---- Records shown
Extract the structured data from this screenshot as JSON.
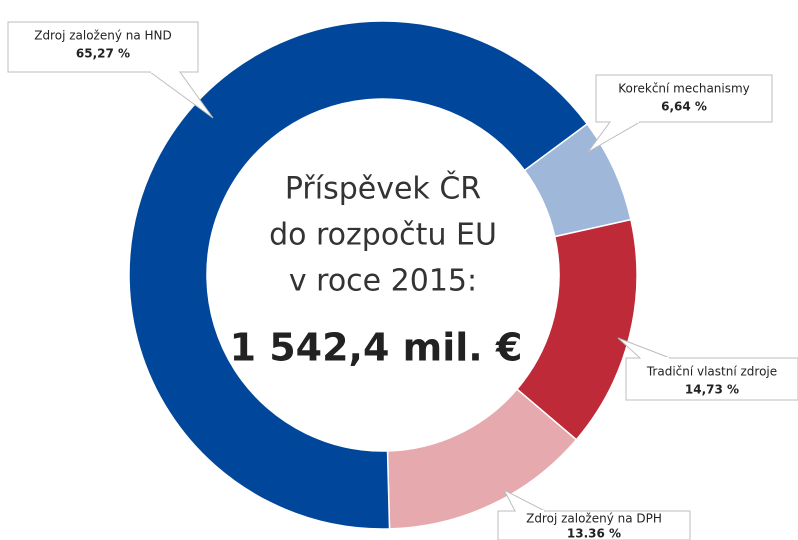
{
  "chart_data": {
    "type": "donut",
    "title_lines": [
      "Příspěvek ČR",
      "do rozpočtu EU",
      "v roce 2015:"
    ],
    "total": "1 542,4 mil. €",
    "categories": [
      "Korekční mechanismy",
      "Tradiční vlastní zdroje",
      "Zdroj založený na DPH",
      "Zdroj založený na HND"
    ],
    "values": [
      6.64,
      14.73,
      13.36,
      65.27
    ],
    "value_labels": [
      "6,64 %",
      "14,73 %",
      "13.36 %",
      "65,27 %"
    ],
    "colors": [
      "#9fb8d9",
      "#be2a37",
      "#e6a9ae",
      "#00479b"
    ]
  }
}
--------
◆ Your task: For the listing above, give the number of lines in which the string "založený" occurs, and nothing else.

◆ Exercise output: 2